[Data items]
[Begin]

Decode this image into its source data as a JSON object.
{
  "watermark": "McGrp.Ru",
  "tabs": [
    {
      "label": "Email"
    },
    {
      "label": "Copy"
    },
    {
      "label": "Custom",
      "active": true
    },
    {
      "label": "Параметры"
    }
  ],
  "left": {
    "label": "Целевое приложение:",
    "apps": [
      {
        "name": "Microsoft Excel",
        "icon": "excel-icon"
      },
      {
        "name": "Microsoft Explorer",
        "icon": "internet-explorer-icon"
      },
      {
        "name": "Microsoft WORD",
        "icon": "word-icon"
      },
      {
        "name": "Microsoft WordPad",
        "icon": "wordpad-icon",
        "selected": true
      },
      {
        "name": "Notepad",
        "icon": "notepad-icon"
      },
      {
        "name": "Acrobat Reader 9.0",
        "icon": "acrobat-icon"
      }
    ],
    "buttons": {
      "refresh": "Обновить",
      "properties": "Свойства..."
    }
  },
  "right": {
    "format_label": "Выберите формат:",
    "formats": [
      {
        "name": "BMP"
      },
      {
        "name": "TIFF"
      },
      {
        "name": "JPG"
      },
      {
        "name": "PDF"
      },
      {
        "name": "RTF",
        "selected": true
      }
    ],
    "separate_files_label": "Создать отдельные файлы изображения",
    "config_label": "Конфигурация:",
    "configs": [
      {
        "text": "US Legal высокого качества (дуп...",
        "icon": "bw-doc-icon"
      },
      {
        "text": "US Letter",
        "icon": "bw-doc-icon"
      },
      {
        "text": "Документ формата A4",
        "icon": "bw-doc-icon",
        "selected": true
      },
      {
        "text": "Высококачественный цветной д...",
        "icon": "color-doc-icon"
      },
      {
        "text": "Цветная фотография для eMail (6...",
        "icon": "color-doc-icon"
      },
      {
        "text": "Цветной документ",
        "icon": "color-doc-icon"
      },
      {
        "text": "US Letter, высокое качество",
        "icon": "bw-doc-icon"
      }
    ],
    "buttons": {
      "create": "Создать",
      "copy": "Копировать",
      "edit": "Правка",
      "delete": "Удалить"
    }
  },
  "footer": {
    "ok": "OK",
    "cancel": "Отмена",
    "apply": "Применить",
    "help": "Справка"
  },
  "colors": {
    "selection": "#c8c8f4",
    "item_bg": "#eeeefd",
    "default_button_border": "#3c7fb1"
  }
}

[End]

Pick out the lines that include the word "Microsoft" and write them out.

        "name": "Microsoft Excel",
        "name": "Microsoft Explorer",
        "name": "Microsoft WORD",
        "name": "Microsoft WordPad",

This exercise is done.